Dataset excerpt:

+===+

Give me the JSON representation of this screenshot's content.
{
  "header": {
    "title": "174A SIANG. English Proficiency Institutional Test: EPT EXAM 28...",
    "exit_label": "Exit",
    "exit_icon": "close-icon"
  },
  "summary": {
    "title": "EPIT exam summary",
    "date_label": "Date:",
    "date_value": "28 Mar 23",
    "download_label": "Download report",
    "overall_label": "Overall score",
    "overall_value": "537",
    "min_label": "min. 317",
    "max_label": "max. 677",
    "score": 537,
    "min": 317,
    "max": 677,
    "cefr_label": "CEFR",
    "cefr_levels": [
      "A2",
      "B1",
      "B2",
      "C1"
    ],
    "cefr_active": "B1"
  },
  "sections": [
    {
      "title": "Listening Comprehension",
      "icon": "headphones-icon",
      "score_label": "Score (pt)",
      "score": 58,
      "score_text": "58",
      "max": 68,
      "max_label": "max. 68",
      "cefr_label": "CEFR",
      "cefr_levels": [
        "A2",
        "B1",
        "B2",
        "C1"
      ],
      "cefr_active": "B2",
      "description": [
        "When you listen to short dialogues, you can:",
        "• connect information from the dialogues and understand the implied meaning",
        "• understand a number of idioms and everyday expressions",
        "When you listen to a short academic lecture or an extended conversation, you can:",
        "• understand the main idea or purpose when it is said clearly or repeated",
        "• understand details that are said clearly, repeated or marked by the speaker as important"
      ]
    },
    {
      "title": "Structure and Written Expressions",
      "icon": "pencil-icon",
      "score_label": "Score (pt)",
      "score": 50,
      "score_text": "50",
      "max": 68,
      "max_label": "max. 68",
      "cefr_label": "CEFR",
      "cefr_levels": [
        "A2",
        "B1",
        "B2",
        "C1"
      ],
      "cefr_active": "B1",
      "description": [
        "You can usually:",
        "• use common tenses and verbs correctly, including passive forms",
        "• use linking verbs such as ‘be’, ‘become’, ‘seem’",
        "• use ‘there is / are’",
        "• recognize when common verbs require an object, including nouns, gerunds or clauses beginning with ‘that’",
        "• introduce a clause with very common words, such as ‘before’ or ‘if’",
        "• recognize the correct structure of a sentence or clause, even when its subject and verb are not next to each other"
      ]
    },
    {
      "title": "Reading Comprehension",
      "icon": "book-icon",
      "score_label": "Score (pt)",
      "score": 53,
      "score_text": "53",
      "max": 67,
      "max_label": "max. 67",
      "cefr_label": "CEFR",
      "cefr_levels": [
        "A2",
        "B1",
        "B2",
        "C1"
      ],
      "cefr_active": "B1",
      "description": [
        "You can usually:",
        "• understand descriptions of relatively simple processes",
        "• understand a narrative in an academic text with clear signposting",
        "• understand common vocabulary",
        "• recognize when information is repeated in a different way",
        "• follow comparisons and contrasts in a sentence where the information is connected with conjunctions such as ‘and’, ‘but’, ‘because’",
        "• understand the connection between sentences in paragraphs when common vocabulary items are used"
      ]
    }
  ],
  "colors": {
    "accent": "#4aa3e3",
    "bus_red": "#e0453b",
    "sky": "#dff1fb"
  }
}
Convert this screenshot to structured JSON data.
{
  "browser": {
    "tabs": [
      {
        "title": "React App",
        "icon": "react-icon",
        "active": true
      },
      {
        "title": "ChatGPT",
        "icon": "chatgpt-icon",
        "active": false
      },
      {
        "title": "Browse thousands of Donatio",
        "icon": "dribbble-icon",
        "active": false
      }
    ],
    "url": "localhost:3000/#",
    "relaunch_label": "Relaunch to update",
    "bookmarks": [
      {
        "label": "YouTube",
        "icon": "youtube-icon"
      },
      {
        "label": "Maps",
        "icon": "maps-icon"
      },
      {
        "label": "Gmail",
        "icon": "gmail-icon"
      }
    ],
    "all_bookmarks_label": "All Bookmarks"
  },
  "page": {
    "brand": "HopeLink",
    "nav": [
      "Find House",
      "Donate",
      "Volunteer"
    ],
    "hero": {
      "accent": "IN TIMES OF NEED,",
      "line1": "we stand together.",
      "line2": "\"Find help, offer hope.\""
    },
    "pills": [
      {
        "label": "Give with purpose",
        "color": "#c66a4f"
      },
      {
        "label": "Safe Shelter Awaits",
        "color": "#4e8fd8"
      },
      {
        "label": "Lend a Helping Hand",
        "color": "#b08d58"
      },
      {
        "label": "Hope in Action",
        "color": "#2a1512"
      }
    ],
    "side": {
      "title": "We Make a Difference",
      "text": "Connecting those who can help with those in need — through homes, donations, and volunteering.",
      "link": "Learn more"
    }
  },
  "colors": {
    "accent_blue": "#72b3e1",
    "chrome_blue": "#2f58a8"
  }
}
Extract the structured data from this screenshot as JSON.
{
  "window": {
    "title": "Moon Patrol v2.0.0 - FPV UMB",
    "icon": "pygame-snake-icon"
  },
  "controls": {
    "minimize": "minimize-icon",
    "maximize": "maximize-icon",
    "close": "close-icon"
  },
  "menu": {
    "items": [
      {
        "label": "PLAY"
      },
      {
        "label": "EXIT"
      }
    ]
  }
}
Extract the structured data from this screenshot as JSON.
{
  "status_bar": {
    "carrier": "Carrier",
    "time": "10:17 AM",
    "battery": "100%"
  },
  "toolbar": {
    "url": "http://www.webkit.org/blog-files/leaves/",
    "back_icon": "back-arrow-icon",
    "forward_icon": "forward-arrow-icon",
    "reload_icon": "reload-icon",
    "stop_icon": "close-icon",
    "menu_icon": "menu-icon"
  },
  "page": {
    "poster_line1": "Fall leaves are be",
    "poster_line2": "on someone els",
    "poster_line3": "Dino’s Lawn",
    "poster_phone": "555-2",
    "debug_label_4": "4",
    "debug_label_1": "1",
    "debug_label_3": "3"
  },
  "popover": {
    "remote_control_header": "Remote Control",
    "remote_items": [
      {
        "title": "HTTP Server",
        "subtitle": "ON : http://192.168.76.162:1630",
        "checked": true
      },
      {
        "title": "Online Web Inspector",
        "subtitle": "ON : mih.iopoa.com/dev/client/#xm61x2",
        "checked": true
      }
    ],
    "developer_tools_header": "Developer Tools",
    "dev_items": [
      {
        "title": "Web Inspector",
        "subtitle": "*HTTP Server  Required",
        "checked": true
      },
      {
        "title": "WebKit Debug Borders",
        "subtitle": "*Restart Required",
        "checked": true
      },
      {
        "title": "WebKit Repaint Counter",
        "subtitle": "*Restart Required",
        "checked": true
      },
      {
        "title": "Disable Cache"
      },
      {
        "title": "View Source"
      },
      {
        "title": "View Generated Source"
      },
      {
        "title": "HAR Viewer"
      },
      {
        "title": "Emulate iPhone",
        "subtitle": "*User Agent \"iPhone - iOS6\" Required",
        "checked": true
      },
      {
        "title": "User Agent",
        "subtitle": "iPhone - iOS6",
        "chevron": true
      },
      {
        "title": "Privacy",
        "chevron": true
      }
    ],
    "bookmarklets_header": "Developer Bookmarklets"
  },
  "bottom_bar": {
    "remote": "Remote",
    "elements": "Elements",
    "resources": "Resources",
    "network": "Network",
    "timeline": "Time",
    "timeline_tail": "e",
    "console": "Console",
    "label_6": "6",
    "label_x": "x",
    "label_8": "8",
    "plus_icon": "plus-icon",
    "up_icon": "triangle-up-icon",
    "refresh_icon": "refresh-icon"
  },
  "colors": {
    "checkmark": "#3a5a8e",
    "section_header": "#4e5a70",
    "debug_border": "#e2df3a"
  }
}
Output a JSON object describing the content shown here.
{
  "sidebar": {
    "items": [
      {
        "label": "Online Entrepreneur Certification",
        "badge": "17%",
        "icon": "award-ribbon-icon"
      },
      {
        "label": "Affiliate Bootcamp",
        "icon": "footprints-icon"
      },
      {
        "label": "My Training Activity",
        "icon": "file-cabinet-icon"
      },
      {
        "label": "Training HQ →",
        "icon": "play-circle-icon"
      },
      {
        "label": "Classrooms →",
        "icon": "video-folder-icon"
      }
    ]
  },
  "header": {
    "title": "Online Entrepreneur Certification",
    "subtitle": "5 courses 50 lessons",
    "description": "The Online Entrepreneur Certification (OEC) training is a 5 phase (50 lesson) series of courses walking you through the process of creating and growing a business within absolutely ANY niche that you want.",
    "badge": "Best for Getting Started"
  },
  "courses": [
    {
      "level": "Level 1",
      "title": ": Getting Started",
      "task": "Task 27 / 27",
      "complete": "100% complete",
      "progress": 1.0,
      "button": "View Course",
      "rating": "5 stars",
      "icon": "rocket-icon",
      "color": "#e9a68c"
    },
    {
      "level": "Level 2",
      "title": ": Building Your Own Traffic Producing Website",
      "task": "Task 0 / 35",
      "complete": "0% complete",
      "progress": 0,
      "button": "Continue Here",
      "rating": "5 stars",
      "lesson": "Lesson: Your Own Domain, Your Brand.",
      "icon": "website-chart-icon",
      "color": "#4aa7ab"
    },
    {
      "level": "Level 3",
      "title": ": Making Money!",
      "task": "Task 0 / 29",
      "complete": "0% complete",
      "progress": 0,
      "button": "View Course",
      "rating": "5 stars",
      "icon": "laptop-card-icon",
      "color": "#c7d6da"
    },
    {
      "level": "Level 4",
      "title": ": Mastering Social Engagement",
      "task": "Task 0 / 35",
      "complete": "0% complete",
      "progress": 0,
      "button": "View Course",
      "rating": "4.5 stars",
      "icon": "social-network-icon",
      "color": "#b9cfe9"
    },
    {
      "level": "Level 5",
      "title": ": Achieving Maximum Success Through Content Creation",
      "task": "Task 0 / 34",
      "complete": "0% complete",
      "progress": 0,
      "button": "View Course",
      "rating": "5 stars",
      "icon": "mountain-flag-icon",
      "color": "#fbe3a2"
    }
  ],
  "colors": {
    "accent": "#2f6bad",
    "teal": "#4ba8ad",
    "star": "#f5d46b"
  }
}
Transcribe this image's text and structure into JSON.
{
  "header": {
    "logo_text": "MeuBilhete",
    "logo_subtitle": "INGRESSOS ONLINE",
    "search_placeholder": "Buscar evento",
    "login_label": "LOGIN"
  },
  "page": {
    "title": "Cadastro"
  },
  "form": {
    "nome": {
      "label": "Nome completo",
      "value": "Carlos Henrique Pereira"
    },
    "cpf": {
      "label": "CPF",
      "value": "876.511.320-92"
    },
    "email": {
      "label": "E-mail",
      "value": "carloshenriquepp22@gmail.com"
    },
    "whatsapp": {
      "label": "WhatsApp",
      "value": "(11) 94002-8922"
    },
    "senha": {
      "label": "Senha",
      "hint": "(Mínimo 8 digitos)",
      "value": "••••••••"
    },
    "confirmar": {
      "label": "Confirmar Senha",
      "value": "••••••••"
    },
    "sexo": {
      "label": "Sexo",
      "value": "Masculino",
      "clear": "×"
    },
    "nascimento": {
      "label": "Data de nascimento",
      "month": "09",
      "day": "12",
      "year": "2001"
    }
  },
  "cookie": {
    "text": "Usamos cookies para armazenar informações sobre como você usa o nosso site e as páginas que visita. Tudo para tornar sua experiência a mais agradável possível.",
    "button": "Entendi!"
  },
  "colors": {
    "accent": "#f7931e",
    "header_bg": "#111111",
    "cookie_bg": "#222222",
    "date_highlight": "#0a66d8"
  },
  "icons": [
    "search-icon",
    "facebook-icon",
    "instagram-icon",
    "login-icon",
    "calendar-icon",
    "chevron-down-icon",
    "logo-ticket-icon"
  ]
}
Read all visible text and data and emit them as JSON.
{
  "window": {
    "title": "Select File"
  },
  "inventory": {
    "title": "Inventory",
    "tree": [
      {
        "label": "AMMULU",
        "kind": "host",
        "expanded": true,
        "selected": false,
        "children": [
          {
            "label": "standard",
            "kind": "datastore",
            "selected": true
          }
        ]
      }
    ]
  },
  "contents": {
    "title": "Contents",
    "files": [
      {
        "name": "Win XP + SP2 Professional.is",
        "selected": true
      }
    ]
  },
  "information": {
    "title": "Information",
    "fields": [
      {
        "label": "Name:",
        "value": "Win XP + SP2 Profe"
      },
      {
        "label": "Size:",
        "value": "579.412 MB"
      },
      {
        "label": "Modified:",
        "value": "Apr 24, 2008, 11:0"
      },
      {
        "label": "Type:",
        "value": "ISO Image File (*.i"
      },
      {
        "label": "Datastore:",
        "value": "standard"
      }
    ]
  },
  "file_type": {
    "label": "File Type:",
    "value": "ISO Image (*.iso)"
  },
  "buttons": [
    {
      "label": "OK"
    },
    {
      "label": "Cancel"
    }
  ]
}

+===+

# EXERCISE DESCRIPTION:
In the entries above, find each line with the word "that" and copy it.

# OUTPUT:
        "• understand details that are said clearly, repeated or marked by the speaker as important"
        "• recognize when common verbs require an object, including nouns, gerunds or clauses beginning with ‘that’",
    "description": "The Online Entrepreneur Certification (OEC) training is a 5 phase (50 lesson) series of courses walking you through the process of creating and growing a business within absolutely ANY niche that you want.",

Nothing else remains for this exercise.